Your instructions —
Output every entry exactly as written, but omit the pictures.

***

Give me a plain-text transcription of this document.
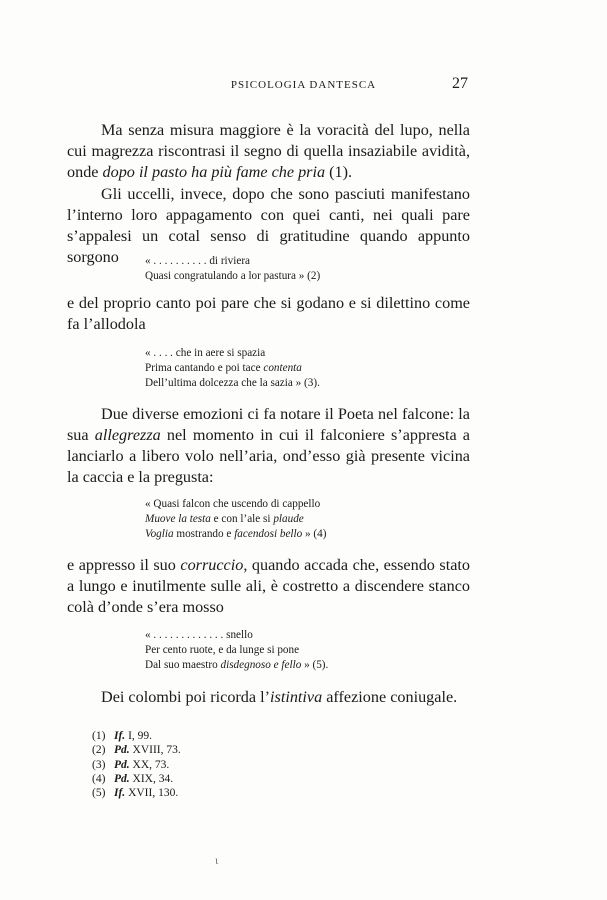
PSICOLOGIA DANTESCA	27
Ma senza misura maggiore è la voracità del lupo, nella cui magrezza riscontrasi il segno di quella insaziabile avidità, onde dopo il pasto ha più fame che pria (1).
Gli uccelli, invece, dopo che sono pasciuti manifestano l’interno loro appagamento con quei canti, nei quali pare s’appalesi un cotal senso di gratitudine quando appunto sorgono	« . . . . . . . . . . di riviera
Quasi congratulando a lor pastura » (2)
e del proprio canto poi pare che si godano e si dilettino come fa l’allodola
« . . . . che in aere si spazia
Prima cantando e poi tace contenta
Dell’ultima dolcezza che la sazia » (3).
Due diverse emozioni ci fa notare il Poeta nel falcone: la sua allegrezza nel momento in cui il falconiere s’appresta a lanciarlo a libero volo nell’aria, ond’esso già presente vicina la caccia e la pregusta:
« Quasi falcon che uscendo di cappello
Muove la testa e con l’ale si plaude
Voglia mostrando e facendosi bello » (4)
e appresso il suo corruccio, quando accada che, essendo stato a lungo e inutilmente sulle ali, è costretto a discendere stanco colà d’onde s’era mosso
« . . . . . . . . . . . . . snello
Per cento ruote, e da lunge si pone
Dal suo maestro disdegnoso e fello » (5).
Dei colombi poi ricorda l’istintiva affezione coniugale.
(1) If. I, 99.
(2) Pd. XVIII, 73.
(3) Pd. XX, 73.
(4) Pd. XIX, 34.
(5) If. XVII, 130.
ι
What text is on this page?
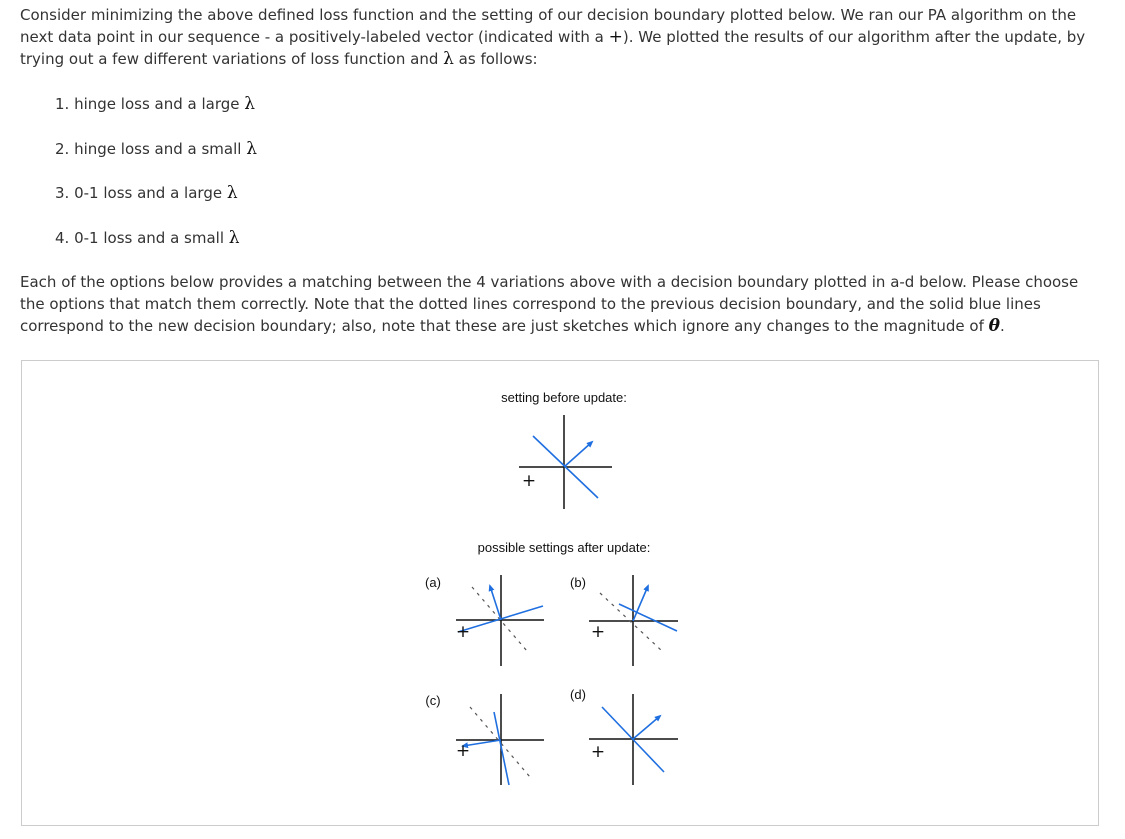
Consider minimizing the above defined loss function and the setting of our decision boundary plotted below. We ran our PA algorithm on the next data point in our sequence - a positively-labeled vector (indicated with a +). We plotted the results of our algorithm after the update, by trying out a few different variations of loss function and λ as follows:

1. hinge loss and a large λ
2. hinge loss and a small λ
3. 0-1 loss and a large λ
4. 0-1 loss and a small λ

Each of the options below provides a matching between the 4 variations above with a decision boundary plotted in a-d below. Please choose the options that match them correctly. Note that the dotted lines correspond to the previous decision boundary, and the solid blue lines correspond to the new decision boundary; also, note that these are just sketches which ignore any changes to the magnitude of θ.

setting before update:
+
possible settings after update:
(a)
+
(b)
+
(c)
+
(d)
+
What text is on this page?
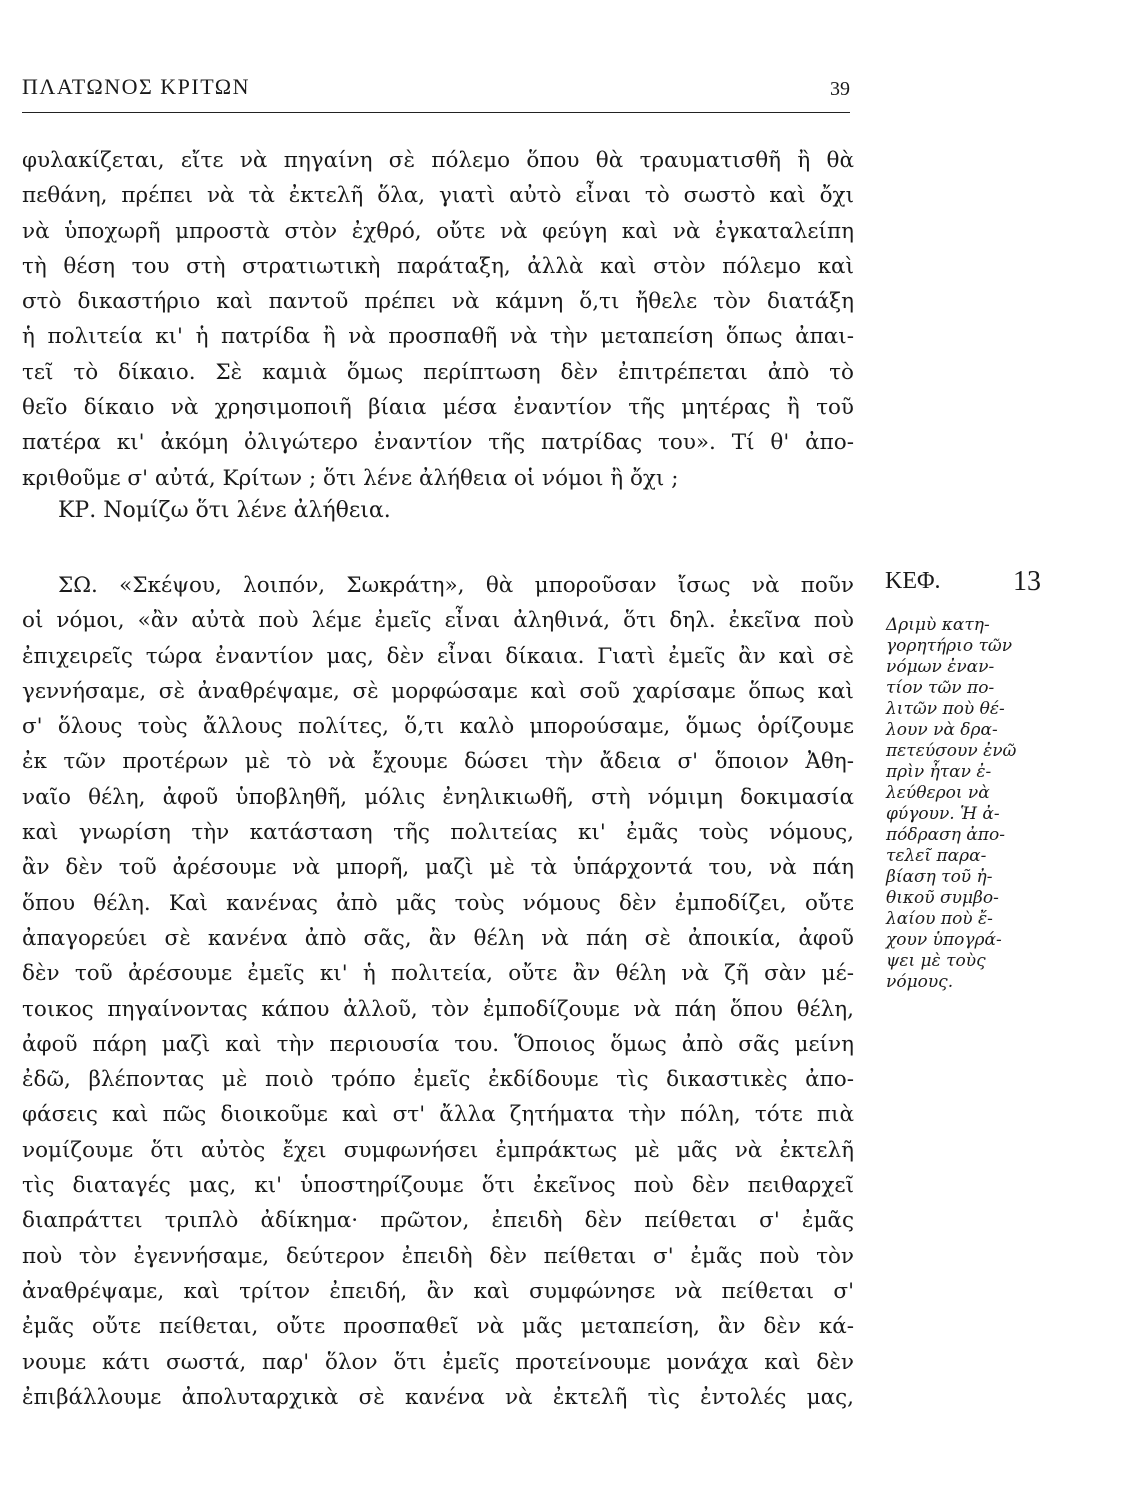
ΠΛΑΤΩΝΟΣ ΚΡΙΤΩΝ	39
φυλακίζεται, εἴτε νὰ πηγαίνη σὲ πόλεμο ὅπου θὰ τραυματισθῆ ἢ θὰ
πεθάνη, πρέπει νὰ τὰ ἐκτελῆ ὅλα, γιατὶ αὐτὸ εἶναι τὸ σωστὸ καὶ ὄχι
νὰ ὑποχωρῆ μπροστὰ στὸν ἐχθρό, οὔτε νὰ φεύγη καὶ νὰ ἐγκαταλείπη
τὴ θέση του στὴ στρατιωτικὴ παράταξη, ἀλλὰ καὶ στὸν πόλεμο καὶ
στὸ δικαστήριο καὶ παντοῦ πρέπει νὰ κάμνη ὅ,τι ἤθελε τὸν διατάξη
ἡ πολιτεία κι' ἡ πατρίδα ἢ νὰ προσπαθῆ νὰ τὴν μεταπείση ὅπως ἀπαι-
τεῖ τὸ δίκαιο. Σὲ καμιὰ ὅμως περίπτωση δὲν ἐπιτρέπεται ἀπὸ τὸ
θεῖο δίκαιο νὰ χρησιμοποιῆ βίαια μέσα ἐναντίον τῆς μητέρας ἢ τοῦ
πατέρα κι' ἀκόμη ὀλιγώτερο ἐναντίον τῆς πατρίδας του». Τί θ' ἀπο-
κριθοῦμε σ' αὐτά, Κρίτων ; ὅτι λένε ἀλήθεια οἱ νόμοι ἢ ὄχι ;
ΚΡ. Νομίζω ὅτι λένε ἀλήθεια.
ΣΩ. «Σκέψου, λοιπόν, Σωκράτη», θὰ μποροῦσαν ἴσως νὰ ποῦν
οἱ νόμοι, «ἂν αὐτὰ ποὺ λέμε ἐμεῖς εἶναι ἀληθινά, ὅτι δηλ. ἐκεῖνα ποὺ
ἐπιχειρεῖς τώρα ἐναντίον μας, δὲν εἶναι δίκαια. Γιατὶ ἐμεῖς ἂν καὶ σὲ
γεννήσαμε, σὲ ἀναθρέψαμε, σὲ μορφώσαμε καὶ σοῦ χαρίσαμε ὅπως καὶ
σ' ὅλους τοὺς ἄλλους πολίτες, ὅ,τι καλὸ μπορούσαμε, ὅμως ὁρίζουμε
ἐκ τῶν προτέρων μὲ τὸ νὰ ἔχουμε δώσει τὴν ἄδεια σ' ὅποιον Ἀθη-
ναῖο θέλη, ἀφοῦ ὑποβληθῆ, μόλις ἐνηλικιωθῆ, στὴ νόμιμη δοκιμασία
καὶ γνωρίση τὴν κατάσταση τῆς πολιτείας κι' ἐμᾶς τοὺς νόμους,
ἂν δὲν τοῦ ἀρέσουμε νὰ μπορῆ, μαζὶ μὲ τὰ ὑπάρχοντά του, νὰ πάη
ὅπου θέλη. Καὶ κανένας ἀπὸ μᾶς τοὺς νόμους δὲν ἐμποδίζει, οὔτε
ἀπαγορεύει σὲ κανένα ἀπὸ σᾶς, ἂν θέλη νὰ πάη σὲ ἀποικία, ἀφοῦ
δὲν τοῦ ἀρέσουμε ἐμεῖς κι' ἡ πολιτεία, οὔτε ἂν θέλη νὰ ζῆ σὰν μέ-
τοικος πηγαίνοντας κάπου ἀλλοῦ, τὸν ἐμποδίζουμε νὰ πάη ὅπου θέλη,
ἀφοῦ πάρη μαζὶ καὶ τὴν περιουσία του. Ὅποιος ὅμως ἀπὸ σᾶς μείνη
ἐδῶ, βλέποντας μὲ ποιὸ τρόπο ἐμεῖς ἐκδίδουμε τὶς δικαστικὲς ἀπο-
φάσεις καὶ πῶς διοικοῦμε καὶ στ' ἄλλα ζητήματα τὴν πόλη, τότε πιὰ
νομίζουμε ὅτι αὐτὸς ἔχει συμφωνήσει ἐμπράκτως μὲ μᾶς νὰ ἐκτελῆ
τὶς διαταγές μας, κι' ὑποστηρίζουμε ὅτι ἐκεῖνος ποὺ δὲν πειθαρχεῖ
διαπράττει τριπλὸ ἀδίκημα· πρῶτον, ἐπειδὴ δὲν πείθεται σ' ἐμᾶς
ποὺ τὸν ἐγεννήσαμε, δεύτερον ἐπειδὴ δὲν πείθεται σ' ἐμᾶς ποὺ τὸν
ἀναθρέψαμε, καὶ τρίτον ἐπειδή, ἂν καὶ συμφώνησε νὰ πείθεται σ'
ἐμᾶς οὔτε πείθεται, οὔτε προσπαθεῖ νὰ μᾶς μεταπείση, ἂν δὲν κά-
νουμε κάτι σωστά, παρ' ὅλον ὅτι ἐμεῖς προτείνουμε μονάχα καὶ δὲν
ἐπιβάλλουμε ἀπολυταρχικὰ σὲ κανένα νὰ ἐκτελῆ τὶς ἐντολές μας,
ΚΕΦ.	13
Δριμὺ κατη-
γορητήριο τῶν
νόμων ἐναν-
τίον τῶν πο-
λιτῶν ποὺ θέ-
λουν νὰ δρα-
πετεύσουν ἐνῶ
πρὶν ἦταν ἐ-
λεύθεροι νὰ
φύγουν. Ἡ ἀ-
πόδραση ἀπο-
τελεῖ παρα-
βίαση τοῦ ἠ-
θικοῦ συμβο-
λαίου ποὺ ἔ-
χουν ὑπογρά-
ψει μὲ τοὺς
νόμους.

***

Solved problem —
Give me a plain-text transcription of this document.
PSICOLOGIA DANTESCA	27
Ma senza misura maggiore è la voracità del lupo, nella cui magrezza riscontrasi il segno di quella insaziabile avidità, onde dopo il pasto ha più fame che pria (1).
Gli uccelli, invece, dopo che sono pasciuti manifestano l’interno loro appagamento con quei canti, nei quali pare s’appalesi un cotal senso di gratitudine quando appunto sorgono	« . . . . . . . . . . di riviera
Quasi congratulando a lor pastura » (2)
e del proprio canto poi pare che si godano e si dilettino come fa l’allodola
« . . . . che in aere si spazia
Prima cantando e poi tace contenta
Dell’ultima dolcezza che la sazia » (3).
Due diverse emozioni ci fa notare il Poeta nel falcone: la sua allegrezza nel momento in cui il falconiere s’appresta a lanciarlo a libero volo nell’aria, ond’esso già presente vicina la caccia e la pregusta:
« Quasi falcon che uscendo di cappello
Muove la testa e con l’ale si plaude
Voglia mostrando e facendosi bello » (4)
e appresso il suo corruccio, quando accada che, essendo stato a lungo e inutilmente sulle ali, è costretto a discendere stanco colà d’onde s’era mosso
« . . . . . . . . . . . . . snello
Per cento ruote, e da lunge si pone
Dal suo maestro disdegnoso e fello » (5).
Dei colombi poi ricorda l’istintiva affezione coniugale.
(1) If. I, 99.
(2) Pd. XVIII, 73.
(3) Pd. XX, 73.
(4) Pd. XIX, 34.
(5) If. XVII, 130.
ι
What text is on this page?
Consider minimizing the above defined loss function and the setting of our decision boundary plotted below. We ran our PA algorithm on the next data point in our sequence - a positively-labeled vector (indicated with a +). We plotted the results of our algorithm after the update, by trying out a few different variations of loss function and λ as follows:

1. hinge loss and a large λ
2. hinge loss and a small λ
3. 0-1 loss and a large λ
4. 0-1 loss and a small λ

Each of the options below provides a matching between the 4 variations above with a decision boundary plotted in a-d below. Please choose the options that match them correctly. Note that the dotted lines correspond to the previous decision boundary, and the solid blue lines correspond to the new decision boundary; also, note that these are just sketches which ignore any changes to the magnitude of θ.

setting before update:
+
possible settings after update:
(a)
+
(b)
+
(c)
+
(d)
+
What text is on this page?
ΠΛΑΤΩΝΟΣ ΚΡΙΤΩΝ	39
φυλακίζεται, εἴτε νὰ πηγαίνη σὲ πόλεμο ὅπου θὰ τραυματισθῆ ἢ θὰ
πεθάνη, πρέπει νὰ τὰ ἐκτελῆ ὅλα, γιατὶ αὐτὸ εἶναι τὸ σωστὸ καὶ ὄχι
νὰ ὑποχωρῆ μπροστὰ στὸν ἐχθρό, οὔτε νὰ φεύγη καὶ νὰ ἐγκαταλείπη
τὴ θέση του στὴ στρατιωτικὴ παράταξη, ἀλλὰ καὶ στὸν πόλεμο καὶ
στὸ δικαστήριο καὶ παντοῦ πρέπει νὰ κάμνη ὅ,τι ἤθελε τὸν διατάξη
ἡ πολιτεία κι' ἡ πατρίδα ἢ νὰ προσπαθῆ νὰ τὴν μεταπείση ὅπως ἀπαι-
τεῖ τὸ δίκαιο. Σὲ καμιὰ ὅμως περίπτωση δὲν ἐπιτρέπεται ἀπὸ τὸ
θεῖο δίκαιο νὰ χρησιμοποιῆ βίαια μέσα ἐναντίον τῆς μητέρας ἢ τοῦ
πατέρα κι' ἀκόμη ὀλιγώτερο ἐναντίον τῆς πατρίδας του». Τί θ' ἀπο-
κριθοῦμε σ' αὐτά, Κρίτων ; ὅτι λένε ἀλήθεια οἱ νόμοι ἢ ὄχι ;
ΚΡ. Νομίζω ὅτι λένε ἀλήθεια.
ΣΩ. «Σκέψου, λοιπόν, Σωκράτη», θὰ μποροῦσαν ἴσως νὰ ποῦν
οἱ νόμοι, «ἂν αὐτὰ ποὺ λέμε ἐμεῖς εἶναι ἀληθινά, ὅτι δηλ. ἐκεῖνα ποὺ
ἐπιχειρεῖς τώρα ἐναντίον μας, δὲν εἶναι δίκαια. Γιατὶ ἐμεῖς ἂν καὶ σὲ
γεννήσαμε, σὲ ἀναθρέψαμε, σὲ μορφώσαμε καὶ σοῦ χαρίσαμε ὅπως καὶ
σ' ὅλους τοὺς ἄλλους πολίτες, ὅ,τι καλὸ μπορούσαμε, ὅμως ὁρίζουμε
ἐκ τῶν προτέρων μὲ τὸ νὰ ἔχουμε δώσει τὴν ἄδεια σ' ὅποιον Ἀθη-
ναῖο θέλη, ἀφοῦ ὑποβληθῆ, μόλις ἐνηλικιωθῆ, στὴ νόμιμη δοκιμασία
καὶ γνωρίση τὴν κατάσταση τῆς πολιτείας κι' ἐμᾶς τοὺς νόμους,
ἂν δὲν τοῦ ἀρέσουμε νὰ μπορῆ, μαζὶ μὲ τὰ ὑπάρχοντά του, νὰ πάη
ὅπου θέλη. Καὶ κανένας ἀπὸ μᾶς τοὺς νόμους δὲν ἐμποδίζει, οὔτε
ἀπαγορεύει σὲ κανένα ἀπὸ σᾶς, ἂν θέλη νὰ πάη σὲ ἀποικία, ἀφοῦ
δὲν τοῦ ἀρέσουμε ἐμεῖς κι' ἡ πολιτεία, οὔτε ἂν θέλη νὰ ζῆ σὰν μέ-
τοικος πηγαίνοντας κάπου ἀλλοῦ, τὸν ἐμποδίζουμε νὰ πάη ὅπου θέλη,
ἀφοῦ πάρη μαζὶ καὶ τὴν περιουσία του. Ὅποιος ὅμως ἀπὸ σᾶς μείνη
ἐδῶ, βλέποντας μὲ ποιὸ τρόπο ἐμεῖς ἐκδίδουμε τὶς δικαστικὲς ἀπο-
φάσεις καὶ πῶς διοικοῦμε καὶ στ' ἄλλα ζητήματα τὴν πόλη, τότε πιὰ
νομίζουμε ὅτι αὐτὸς ἔχει συμφωνήσει ἐμπράκτως μὲ μᾶς νὰ ἐκτελῆ
τὶς διαταγές μας, κι' ὑποστηρίζουμε ὅτι ἐκεῖνος ποὺ δὲν πειθαρχεῖ
διαπράττει τριπλὸ ἀδίκημα· πρῶτον, ἐπειδὴ δὲν πείθεται σ' ἐμᾶς
ποὺ τὸν ἐγεννήσαμε, δεύτερον ἐπειδὴ δὲν πείθεται σ' ἐμᾶς ποὺ τὸν
ἀναθρέψαμε, καὶ τρίτον ἐπειδή, ἂν καὶ συμφώνησε νὰ πείθεται σ'
ἐμᾶς οὔτε πείθεται, οὔτε προσπαθεῖ νὰ μᾶς μεταπείση, ἂν δὲν κά-
νουμε κάτι σωστά, παρ' ὅλον ὅτι ἐμεῖς προτείνουμε μονάχα καὶ δὲν
ἐπιβάλλουμε ἀπολυταρχικὰ σὲ κανένα νὰ ἐκτελῆ τὶς ἐντολές μας,
ΚΕΦ.	13
Δριμὺ κατη-
γορητήριο τῶν
νόμων ἐναν-
τίον τῶν πο-
λιτῶν ποὺ θέ-
λουν νὰ δρα-
πετεύσουν ἐνῶ
πρὶν ἦταν ἐ-
λεύθεροι νὰ
φύγουν. Ἡ ἀ-
πόδραση ἀπο-
τελεῖ παρα-
βίαση τοῦ ἠ-
θικοῦ συμβο-
λαίου ποὺ ἔ-
χουν ὑπογρά-
ψει μὲ τοὺς
νόμους.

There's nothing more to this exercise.